Goal 1 >> Reproduce word for word the part of the article on Cristina Kirchner's sentencing that runs from "Prominent leaders across" to "violated his rights.".
Goal 2 >> Shorten the paragraph of the Kirchner sentencing article that begins "Leaked messages, photos, and videos" into one concise sentence that keeps its main facts.

=== Selected passage ===

Above Photo: Argentina’s Vice President Cristina Fernández de Kirchner speaks after the sentence on December 6, 2022.

Corrupt Judges Conspire With Media Oligarchs To Ban Cristina Kirchner From Office.

Leaked messages show Argentina’s corrupt judges and prosecutors conspired with right-wing media oligarchs to launch a judicial coup against left-wing ex President and current VP Cristina Fernández de Kirchner, sentencing her to six years in prison and banning her from running in the 2023 elections.

Argentina’s notoriously corrupt and deeply politicized judicial system set off an international scandal on December 6, sentencing left-wing former President and current Vice President Cristina Fernández de Kirchner to six years in prison and banning her from future office based on highly dubious charges.

Prominent leaders across Latin America denounced the ruling as a “judicial coup.” It is eerily similar to the fraudulent case that led to the imprisonment of Brazil’s left-wing former President Lula da Silva in the lead-up to the 2018 elections, which the United Nations Human Rights Committee later denounced as an illegal show trial that lacked due process and violated his rights.

Leaked messages, photos, and videos show that corrupt Argentine prosecutors involved in the case conspired with right-wing opposition politicians, conservative media corporations, and former intelligence officers to wage lawfare (judicial warfare) against Kirchner and her progressive movement.

In a fiery speech following the sentence, Kirchner said the scandal proves that there is a “parallel mafia state” and “mafia judiciary” in Argentina “that is outside of the electoral results.”

She added that the legal decision had already been written back in 2019, and that the politically compromised judges were simply waiting for the right moment to use it to prevent her from running for president in the 2023 elections.

=== Record extracts ===

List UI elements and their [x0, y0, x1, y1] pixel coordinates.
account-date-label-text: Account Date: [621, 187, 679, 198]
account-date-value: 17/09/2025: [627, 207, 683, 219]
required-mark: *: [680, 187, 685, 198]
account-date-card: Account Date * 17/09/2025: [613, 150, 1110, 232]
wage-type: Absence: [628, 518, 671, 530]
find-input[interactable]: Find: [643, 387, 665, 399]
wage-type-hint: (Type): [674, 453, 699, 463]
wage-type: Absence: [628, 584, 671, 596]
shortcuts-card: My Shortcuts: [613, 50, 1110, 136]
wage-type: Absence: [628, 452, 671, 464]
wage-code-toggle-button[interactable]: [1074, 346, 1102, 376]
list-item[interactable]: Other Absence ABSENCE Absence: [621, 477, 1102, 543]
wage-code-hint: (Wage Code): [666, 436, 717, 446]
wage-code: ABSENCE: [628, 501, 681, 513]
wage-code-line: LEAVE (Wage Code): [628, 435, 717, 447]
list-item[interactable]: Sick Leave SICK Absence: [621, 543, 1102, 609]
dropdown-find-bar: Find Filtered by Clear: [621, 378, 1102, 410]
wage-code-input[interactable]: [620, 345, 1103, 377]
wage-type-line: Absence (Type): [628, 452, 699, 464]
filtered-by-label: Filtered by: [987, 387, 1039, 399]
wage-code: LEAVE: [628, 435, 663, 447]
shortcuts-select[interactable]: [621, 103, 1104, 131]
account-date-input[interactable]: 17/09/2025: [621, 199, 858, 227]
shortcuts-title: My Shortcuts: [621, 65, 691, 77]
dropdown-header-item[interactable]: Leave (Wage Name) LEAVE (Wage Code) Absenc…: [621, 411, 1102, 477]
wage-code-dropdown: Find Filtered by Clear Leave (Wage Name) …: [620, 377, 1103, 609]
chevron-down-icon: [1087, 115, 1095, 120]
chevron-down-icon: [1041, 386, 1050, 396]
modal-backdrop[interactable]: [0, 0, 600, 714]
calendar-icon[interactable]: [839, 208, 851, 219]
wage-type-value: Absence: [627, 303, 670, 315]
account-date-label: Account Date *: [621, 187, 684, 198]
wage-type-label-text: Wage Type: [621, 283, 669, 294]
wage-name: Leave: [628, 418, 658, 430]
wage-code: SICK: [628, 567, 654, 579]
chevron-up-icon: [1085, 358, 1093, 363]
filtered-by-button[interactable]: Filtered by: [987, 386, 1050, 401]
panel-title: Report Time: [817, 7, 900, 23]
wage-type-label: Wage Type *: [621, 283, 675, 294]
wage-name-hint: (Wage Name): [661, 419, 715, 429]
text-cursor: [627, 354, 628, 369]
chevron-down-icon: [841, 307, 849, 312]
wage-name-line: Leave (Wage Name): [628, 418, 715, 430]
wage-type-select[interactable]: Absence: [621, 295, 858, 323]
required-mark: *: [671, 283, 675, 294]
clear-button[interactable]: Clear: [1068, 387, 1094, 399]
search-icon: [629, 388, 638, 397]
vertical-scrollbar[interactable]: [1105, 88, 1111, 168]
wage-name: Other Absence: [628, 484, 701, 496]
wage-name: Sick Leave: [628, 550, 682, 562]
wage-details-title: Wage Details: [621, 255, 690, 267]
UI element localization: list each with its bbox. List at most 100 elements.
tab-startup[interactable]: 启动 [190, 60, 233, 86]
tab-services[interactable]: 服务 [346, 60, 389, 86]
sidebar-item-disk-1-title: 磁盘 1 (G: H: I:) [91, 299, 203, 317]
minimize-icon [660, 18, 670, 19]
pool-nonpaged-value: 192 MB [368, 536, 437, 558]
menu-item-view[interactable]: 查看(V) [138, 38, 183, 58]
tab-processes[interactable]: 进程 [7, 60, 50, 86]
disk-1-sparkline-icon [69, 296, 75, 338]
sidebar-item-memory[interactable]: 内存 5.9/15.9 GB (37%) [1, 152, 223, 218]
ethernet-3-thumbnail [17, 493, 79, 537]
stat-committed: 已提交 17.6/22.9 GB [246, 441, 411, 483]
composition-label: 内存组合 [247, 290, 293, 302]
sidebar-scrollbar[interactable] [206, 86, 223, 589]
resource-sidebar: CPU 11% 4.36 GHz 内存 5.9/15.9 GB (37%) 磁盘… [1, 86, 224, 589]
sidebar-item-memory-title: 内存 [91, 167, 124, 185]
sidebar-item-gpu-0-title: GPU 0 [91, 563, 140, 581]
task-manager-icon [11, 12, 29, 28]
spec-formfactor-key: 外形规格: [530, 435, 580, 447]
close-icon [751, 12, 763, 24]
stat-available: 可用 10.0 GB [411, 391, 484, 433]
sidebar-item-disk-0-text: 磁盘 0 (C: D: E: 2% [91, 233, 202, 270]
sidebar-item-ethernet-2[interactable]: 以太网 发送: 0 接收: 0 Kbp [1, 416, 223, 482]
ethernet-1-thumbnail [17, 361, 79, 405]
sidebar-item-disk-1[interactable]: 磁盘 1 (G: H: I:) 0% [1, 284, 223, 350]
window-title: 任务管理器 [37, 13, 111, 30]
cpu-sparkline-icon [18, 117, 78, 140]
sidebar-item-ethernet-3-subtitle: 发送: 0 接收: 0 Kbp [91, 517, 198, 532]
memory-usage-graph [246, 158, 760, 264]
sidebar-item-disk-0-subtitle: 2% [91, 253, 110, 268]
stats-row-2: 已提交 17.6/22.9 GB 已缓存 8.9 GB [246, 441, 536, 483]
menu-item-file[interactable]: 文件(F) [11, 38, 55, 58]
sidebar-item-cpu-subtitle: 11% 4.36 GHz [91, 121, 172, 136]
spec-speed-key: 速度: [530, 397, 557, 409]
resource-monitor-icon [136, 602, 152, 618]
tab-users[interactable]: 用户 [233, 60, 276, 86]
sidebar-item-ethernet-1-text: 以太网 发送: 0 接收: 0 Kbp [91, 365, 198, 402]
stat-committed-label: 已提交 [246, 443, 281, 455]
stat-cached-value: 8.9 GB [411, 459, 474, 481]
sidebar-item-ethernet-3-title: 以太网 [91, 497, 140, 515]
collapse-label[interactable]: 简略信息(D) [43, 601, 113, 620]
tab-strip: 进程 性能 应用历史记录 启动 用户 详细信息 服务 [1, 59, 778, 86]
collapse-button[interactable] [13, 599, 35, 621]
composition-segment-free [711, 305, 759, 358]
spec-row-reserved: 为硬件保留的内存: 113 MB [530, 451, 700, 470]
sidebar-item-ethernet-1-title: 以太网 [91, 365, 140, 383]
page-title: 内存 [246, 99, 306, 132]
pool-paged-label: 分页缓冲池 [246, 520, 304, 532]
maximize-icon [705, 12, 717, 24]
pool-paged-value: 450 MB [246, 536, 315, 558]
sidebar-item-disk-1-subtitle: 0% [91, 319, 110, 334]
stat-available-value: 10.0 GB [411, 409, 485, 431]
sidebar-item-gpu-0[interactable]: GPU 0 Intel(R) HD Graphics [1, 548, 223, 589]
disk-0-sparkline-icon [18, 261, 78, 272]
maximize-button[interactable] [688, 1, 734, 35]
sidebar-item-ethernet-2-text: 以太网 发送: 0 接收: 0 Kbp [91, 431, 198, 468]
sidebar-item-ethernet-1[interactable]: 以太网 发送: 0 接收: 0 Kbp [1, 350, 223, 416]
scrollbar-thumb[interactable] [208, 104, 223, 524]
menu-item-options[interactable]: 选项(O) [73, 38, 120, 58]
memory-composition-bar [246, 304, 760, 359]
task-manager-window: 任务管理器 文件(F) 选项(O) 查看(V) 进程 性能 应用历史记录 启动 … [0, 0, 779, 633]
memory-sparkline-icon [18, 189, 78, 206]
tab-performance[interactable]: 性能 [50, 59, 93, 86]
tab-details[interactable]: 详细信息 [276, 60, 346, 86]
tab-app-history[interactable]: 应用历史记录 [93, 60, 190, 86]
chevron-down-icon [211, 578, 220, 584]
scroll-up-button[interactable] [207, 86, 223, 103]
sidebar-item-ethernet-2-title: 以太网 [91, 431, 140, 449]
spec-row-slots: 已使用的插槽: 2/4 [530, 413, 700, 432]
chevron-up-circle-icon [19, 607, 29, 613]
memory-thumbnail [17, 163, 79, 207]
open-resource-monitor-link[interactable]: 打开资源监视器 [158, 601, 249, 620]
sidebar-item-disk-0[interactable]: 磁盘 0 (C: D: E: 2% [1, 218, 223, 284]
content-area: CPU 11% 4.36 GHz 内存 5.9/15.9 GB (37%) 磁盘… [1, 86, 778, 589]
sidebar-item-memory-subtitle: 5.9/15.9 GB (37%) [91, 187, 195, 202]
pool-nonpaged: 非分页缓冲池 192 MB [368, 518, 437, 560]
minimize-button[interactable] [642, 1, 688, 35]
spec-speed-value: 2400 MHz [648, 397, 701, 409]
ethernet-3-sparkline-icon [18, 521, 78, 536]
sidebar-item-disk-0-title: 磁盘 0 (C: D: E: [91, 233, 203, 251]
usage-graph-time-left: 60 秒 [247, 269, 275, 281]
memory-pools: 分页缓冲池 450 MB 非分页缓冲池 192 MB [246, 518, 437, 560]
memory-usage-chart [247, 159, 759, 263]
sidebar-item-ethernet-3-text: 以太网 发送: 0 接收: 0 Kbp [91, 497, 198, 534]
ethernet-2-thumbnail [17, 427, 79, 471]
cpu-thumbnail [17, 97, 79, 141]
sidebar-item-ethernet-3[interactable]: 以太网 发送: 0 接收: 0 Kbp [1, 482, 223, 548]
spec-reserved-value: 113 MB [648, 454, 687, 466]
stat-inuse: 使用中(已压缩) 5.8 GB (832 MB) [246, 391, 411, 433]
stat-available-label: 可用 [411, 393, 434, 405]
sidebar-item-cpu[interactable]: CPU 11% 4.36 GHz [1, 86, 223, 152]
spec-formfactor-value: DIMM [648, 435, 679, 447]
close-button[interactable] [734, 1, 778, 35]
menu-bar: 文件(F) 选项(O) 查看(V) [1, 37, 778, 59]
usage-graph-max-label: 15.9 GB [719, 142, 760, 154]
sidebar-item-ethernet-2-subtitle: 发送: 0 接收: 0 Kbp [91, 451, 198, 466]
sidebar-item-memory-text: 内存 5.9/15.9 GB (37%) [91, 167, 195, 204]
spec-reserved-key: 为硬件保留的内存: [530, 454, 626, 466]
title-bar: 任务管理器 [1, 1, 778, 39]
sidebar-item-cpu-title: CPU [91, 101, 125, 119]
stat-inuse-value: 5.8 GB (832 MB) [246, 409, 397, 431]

===

Written reply 1 >>
Prominent leaders across Latin America denounced the ruling as a “judicial coup.” It is eerily similar to the fraudulent case that led to the imprisonment of Brazil’s left-wing former President Lula da Silva in the lead-up to the 2018 elections, which the United Nations Human Rights Committee later denounced as an illegal show trial that lacked due process and violated his rights.

Written reply 2 >> Leaked material shows that corrupt Argentine prosecutors on the case plotted with right-wing opposition politicians, conservative media companies, and former intelligence officers to wage lawfare against Kirchner and her progressive movement.